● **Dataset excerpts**
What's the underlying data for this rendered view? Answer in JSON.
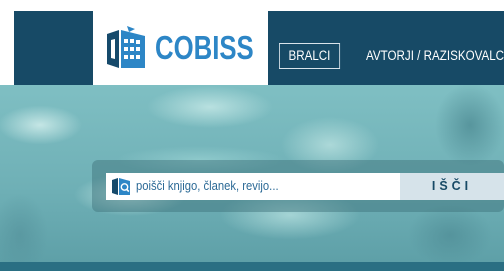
{
  "logo": {
    "text": "COBISS",
    "icon": "cobiss-book-icon"
  },
  "nav": {
    "readers_label": "BRALCI",
    "authors_label": "AVTORJI / RAZISKOVALCI"
  },
  "search": {
    "placeholder": "poišči knjigo, članek, revijo...",
    "button_label": "IŠČI",
    "icon": "book-search-icon"
  },
  "colors": {
    "header_bg": "#174a66",
    "logo_text": "#2d86c6",
    "button_bg": "#d6e3ea"
  }
}
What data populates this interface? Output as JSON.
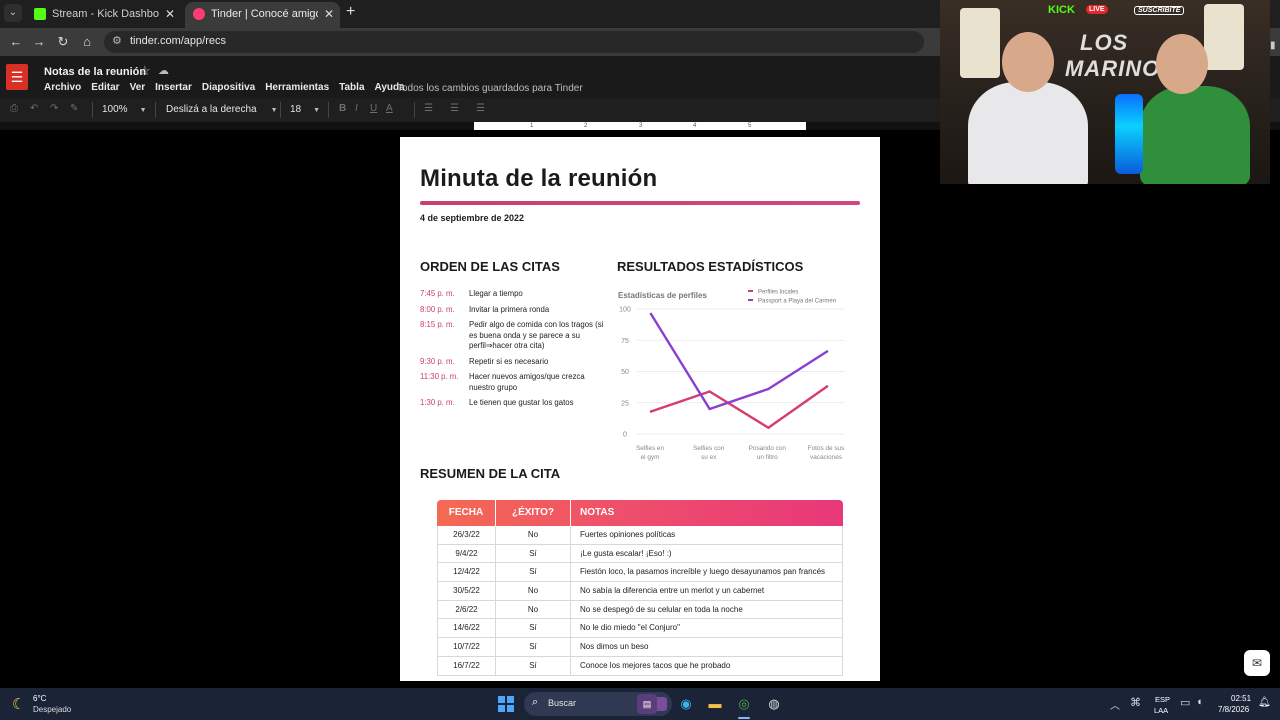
{
  "browser": {
    "tabs": [
      {
        "title": "Stream - Kick Dashboard",
        "favicon_color": "#53fc18"
      },
      {
        "title": "Tinder | Conocé amigos y gente nueva",
        "favicon_color": "#fe3c72"
      }
    ],
    "url": "tinder.com/app/recs"
  },
  "doc": {
    "title": "Notas de la reunión",
    "menus": [
      "Archivo",
      "Editar",
      "Ver",
      "Insertar",
      "Diapositiva",
      "Herramientas",
      "Tabla",
      "Ayuda"
    ],
    "save_status": "Todos los cambios guardados para Tinder",
    "toolbar": {
      "zoom": "100%",
      "style": "Deslizá a la derecha",
      "font_size": "18",
      "bold": "B",
      "italic": "I",
      "underline": "U",
      "color": "A"
    },
    "ruler_ticks": [
      "1",
      "2",
      "3",
      "4",
      "5"
    ]
  },
  "slide": {
    "title": "Minuta de la reunión",
    "date": "4 de septiembre de 2022",
    "sections": {
      "orden": "ORDEN DE LAS CITAS",
      "resultados": "RESULTADOS ESTADÍSTICOS",
      "resumen": "RESUMEN DE LA CITA"
    },
    "schedule": [
      {
        "time": "7:45  p. m.",
        "text": "Llegar a tiempo"
      },
      {
        "time": "8:00  p. m.",
        "text": "Invitar la primera ronda"
      },
      {
        "time": "8:15  p. m.",
        "text": "Pedir algo de comida con los tragos (si es buena onda y se parece a su perfil⇒hacer otra cita)"
      },
      {
        "time": "9:30  p. m.",
        "text": "Repetir si es necesario"
      },
      {
        "time": "11:30  p. m.",
        "text": "Hacer nuevos amigos/que crezca nuestro grupo"
      },
      {
        "time": "1:30  p. m.",
        "text": "Le tienen que gustar los gatos"
      }
    ],
    "table": {
      "headers": [
        "FECHA",
        "¿ÉXITO?",
        "NOTAS"
      ],
      "rows": [
        [
          "26/3/22",
          "No",
          "Fuertes opiniones políticas"
        ],
        [
          "9/4/22",
          "Sí",
          "¡Le gusta escalar! ¡Eso! :)"
        ],
        [
          "12/4/22",
          "Sí",
          "Fiestón loco, la pasamos increíble y luego desayunamos pan francés"
        ],
        [
          "30/5/22",
          "No",
          "No sabía la diferencia entre un merlot y un cabernet"
        ],
        [
          "2/6/22",
          "No",
          "No se despegó de su celular en toda la noche"
        ],
        [
          "14/6/22",
          "Sí",
          "No le dio miedo \"el Conjuro\""
        ],
        [
          "10/7/22",
          "Sí",
          "Nos dimos un beso"
        ],
        [
          "16/7/22",
          "Sí",
          "Conoce los mejores tacos que he probado"
        ]
      ]
    }
  },
  "chart_data": {
    "type": "line",
    "title": "Estadísticas de perfiles",
    "categories": [
      "Selfies en el gym",
      "Selfies con su ex",
      "Posando con un filtro",
      "Fotos de sus vacaciones"
    ],
    "category_lines": [
      [
        "Selfies en",
        "el gym"
      ],
      [
        "Selfies con",
        "su ex"
      ],
      [
        "Posando con",
        "un filtro"
      ],
      [
        "Fotos de sus",
        "vacaciones"
      ]
    ],
    "yticks": [
      "100",
      "75",
      "50",
      "25",
      "0"
    ],
    "ylim": [
      0,
      100
    ],
    "grid": true,
    "legend_position": "top-right",
    "series": [
      {
        "name": "Perfiles locales",
        "color": "#d63c6e",
        "values": [
          18,
          34,
          5,
          38
        ]
      },
      {
        "name": "Passport a Playa del Carmen",
        "color": "#8b3fd1",
        "values": [
          96,
          20,
          36,
          66
        ]
      }
    ]
  },
  "webcam": {
    "kick_label": "KICK",
    "live_label": "LIVE",
    "subscribe_label": "SUSCRIBITE",
    "logo_line1": "LOS",
    "logo_line2": "MARINO"
  },
  "taskbar": {
    "weather_temp": "6°C",
    "weather_desc": "Despejado",
    "search_placeholder": "Buscar",
    "lang1": "ESP",
    "lang2": "LAA",
    "time": "02:51",
    "date": "7/8/2026"
  }
}
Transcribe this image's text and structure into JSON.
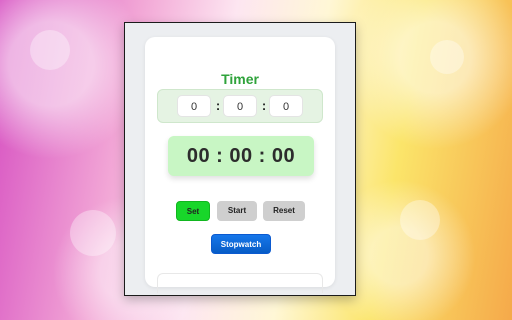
{
  "timer": {
    "title": "Timer",
    "inputs": {
      "hours": "0",
      "minutes": "0",
      "seconds": "0",
      "separator_1": ":",
      "separator_2": ":"
    },
    "display": "00 : 00 : 00",
    "buttons": {
      "set": "Set",
      "start": "Start",
      "reset": "Reset",
      "stopwatch": "Stopwatch"
    }
  },
  "colors": {
    "title": "#2fa33b",
    "set_button": "#18d62a",
    "stopwatch_button": "#1677ea",
    "display_background": "#c8f6c4"
  }
}
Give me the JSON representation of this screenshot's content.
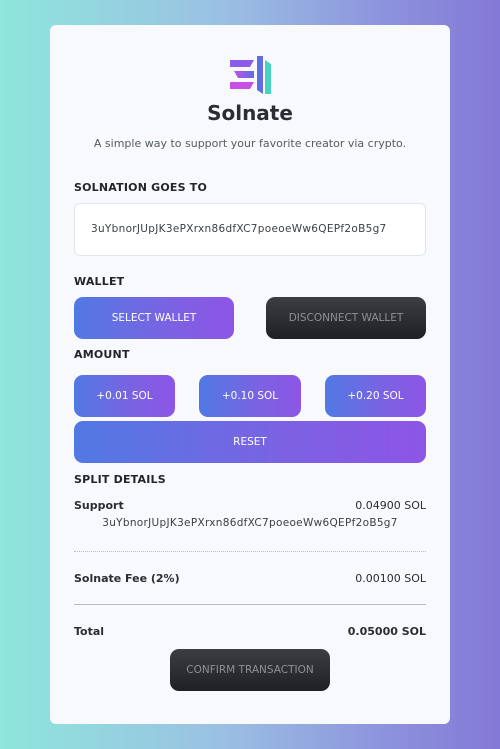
{
  "brand": {
    "name": "Solnate",
    "tagline": "A simple way to support your favorite creator via crypto."
  },
  "recipient": {
    "label": "SOLNATION GOES TO",
    "address": "3uYbnorJUpJK3ePXrxn86dfXC7poeoeWw6QEPf2oB5g7"
  },
  "wallet": {
    "label": "WALLET",
    "select_label": "SELECT WALLET",
    "disconnect_label": "DISCONNECT WALLET"
  },
  "amount": {
    "label": "AMOUNT",
    "options": [
      "+0.01 SOL",
      "+0.10 SOL",
      "+0.20 SOL"
    ],
    "reset_label": "RESET"
  },
  "split": {
    "label": "SPLIT DETAILS",
    "support_label": "Support",
    "support_value": "0.04900 SOL",
    "support_address": "3uYbnorJUpJK3ePXrxn86dfXC7poeoeWw6QEPf2oB5g7",
    "fee_label": "Solnate Fee (2%)",
    "fee_value": "0.00100 SOL",
    "total_label": "Total",
    "total_value": "0.05000 SOL"
  },
  "confirm_label": "CONFIRM TRANSACTION",
  "colors": {
    "accent_start": "#5179e3",
    "accent_end": "#8d55e6",
    "dark_button": "#2a2b2f",
    "card_bg": "#f7f9fc"
  },
  "icons": {
    "logo": "solnate-logo-icon"
  }
}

● **What to work on**
Pick out all lines from the data above in which the word "Fotos" appears.

● **Written solution**
      "Fotos de sus vacaciones"
        "Fotos de sus",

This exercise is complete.